▶ _Work instructions_
All of the material below is to be restated word for word, apart from the pictures.

>>>>>

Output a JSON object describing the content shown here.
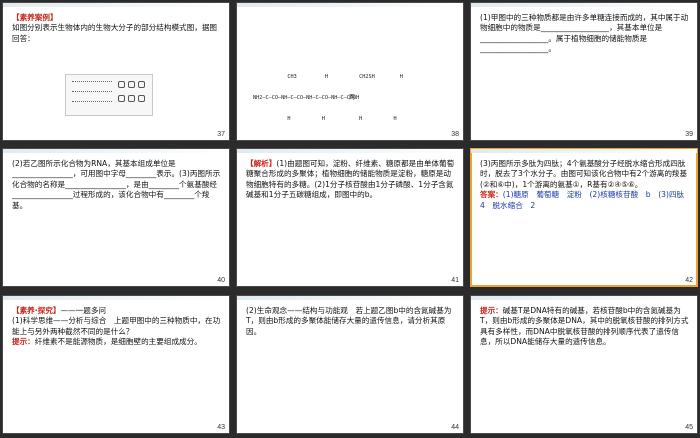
{
  "slides": [
    {
      "number": "37",
      "title": "【素养案例】",
      "text": "如图分别表示生物体内的生物大分子的部分结构模式图，据图回答："
    },
    {
      "number": "38",
      "formula_top": "           CH3         H          CH2SH        H",
      "formula_mid": "NH2—C—CO—NH—C—CO—NH—C—CO—NH—C—COOH",
      "formula_bot": "           H          H           H          H",
      "formula_label": "丙"
    },
    {
      "number": "39",
      "text": "(1)甲图中的三种物质都是由许多单糖连接而成的，其中属于动物细胞中的物质是__________________，其基本单位是__________________。属于植物细胞的储能物质是__________________。"
    },
    {
      "number": "40",
      "text": "(2)若乙图所示化合物为RNA，其基本组成单位是________________，可用图中字母________表示。(3)丙图所示化合物的名称是________________，是由________个氨基酸经________________过程形成的，该化合物中有________个羧基。"
    },
    {
      "number": "41",
      "label": "【解析】",
      "text": "(1)由题图可知，淀粉、纤维素、糖原都是由单体葡萄糖聚合形成的多聚体；植物细胞的储能物质是淀粉，糖原是动物细胞特有的多糖。(2)1分子核苷酸由1分子磷酸、1分子含氮碱基和1分子五碳糖组成，即图中的b。"
    },
    {
      "number": "42",
      "text": "(3)丙图所示多肽为四肽；4个氨基酸分子经脱水缩合形成四肽时，脱去了3个水分子。由图可知该化合物中有2个游离的羧基(②和⑥中)，1个游离的氨基①，R基有②④⑤⑥。",
      "answer_label": "答案：",
      "answer": "(1)糖原　葡萄糖　淀粉　(2)核糖核苷酸　b　(3)四肽　4　脱水缩合　2"
    },
    {
      "number": "43",
      "title": "【素养·探究】",
      "title_rest": "——一题多问",
      "text": "(1)科学思维——分析与综合　上题甲图中的三种物质中，在功能上与另外两种截然不同的是什么？",
      "hint_label": "提示：",
      "hint": "纤维素不是能源物质，是细胞壁的主要组成成分。"
    },
    {
      "number": "44",
      "text": "(2)生命观念——结构与功能观　若上题乙图b中的含氮碱基为T，则由b形成的多聚体能储存大量的遗传信息，请分析其原因。"
    },
    {
      "number": "45",
      "hint_label": "提示：",
      "hint": "碱基T是DNA特有的碱基，若核苷酸b中的含氮碱基为T，则由b形成的多聚体是DNA，其中的脱氧核苷酸的排列方式具有多样性，而DNA中脱氧核苷酸的排列顺序代表了遗传信息，所以DNA能储存大量的遗传信息。"
    }
  ]
}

<<<<<

▶ _Task response_
Output a JSON object describing the content shown here.
{
  "slides": [
    {
      "number": "37",
      "title": "【素养案例】",
      "text": "如图分别表示生物体内的生物大分子的部分结构模式图，据图回答："
    },
    {
      "number": "38",
      "formula_top": "           CH3         H          CH2SH        H",
      "formula_mid": "NH2—C—CO—NH—C—CO—NH—C—CO—NH—C—COOH",
      "formula_bot": "           H          H           H          H",
      "formula_label": "丙"
    },
    {
      "number": "39",
      "text": "(1)甲图中的三种物质都是由许多单糖连接而成的，其中属于动物细胞中的物质是__________________，其基本单位是__________________。属于植物细胞的储能物质是__________________。"
    },
    {
      "number": "40",
      "text": "(2)若乙图所示化合物为RNA，其基本组成单位是________________，可用图中字母________表示。(3)丙图所示化合物的名称是________________，是由________个氨基酸经________________过程形成的，该化合物中有________个羧基。"
    },
    {
      "number": "41",
      "label": "【解析】",
      "text": "(1)由题图可知，淀粉、纤维素、糖原都是由单体葡萄糖聚合形成的多聚体；植物细胞的储能物质是淀粉，糖原是动物细胞特有的多糖。(2)1分子核苷酸由1分子磷酸、1分子含氮碱基和1分子五碳糖组成，即图中的b。"
    },
    {
      "number": "42",
      "text": "(3)丙图所示多肽为四肽；4个氨基酸分子经脱水缩合形成四肽时，脱去了3个水分子。由图可知该化合物中有2个游离的羧基(②和⑥中)，1个游离的氨基①，R基有②④⑤⑥。",
      "answer_label": "答案：",
      "answer": "(1)糖原　葡萄糖　淀粉　(2)核糖核苷酸　b　(3)四肽　4　脱水缩合　2"
    },
    {
      "number": "43",
      "title": "【素养·探究】",
      "title_rest": "——一题多问",
      "text": "(1)科学思维——分析与综合　上题甲图中的三种物质中，在功能上与另外两种截然不同的是什么？",
      "hint_label": "提示：",
      "hint": "纤维素不是能源物质，是细胞壁的主要组成成分。"
    },
    {
      "number": "44",
      "text": "(2)生命观念——结构与功能观　若上题乙图b中的含氮碱基为T，则由b形成的多聚体能储存大量的遗传信息，请分析其原因。"
    },
    {
      "number": "45",
      "hint_label": "提示：",
      "hint": "碱基T是DNA特有的碱基，若核苷酸b中的含氮碱基为T，则由b形成的多聚体是DNA，其中的脱氧核苷酸的排列方式具有多样性，而DNA中脱氧核苷酸的排列顺序代表了遗传信息，所以DNA能储存大量的遗传信息。"
    }
  ]
}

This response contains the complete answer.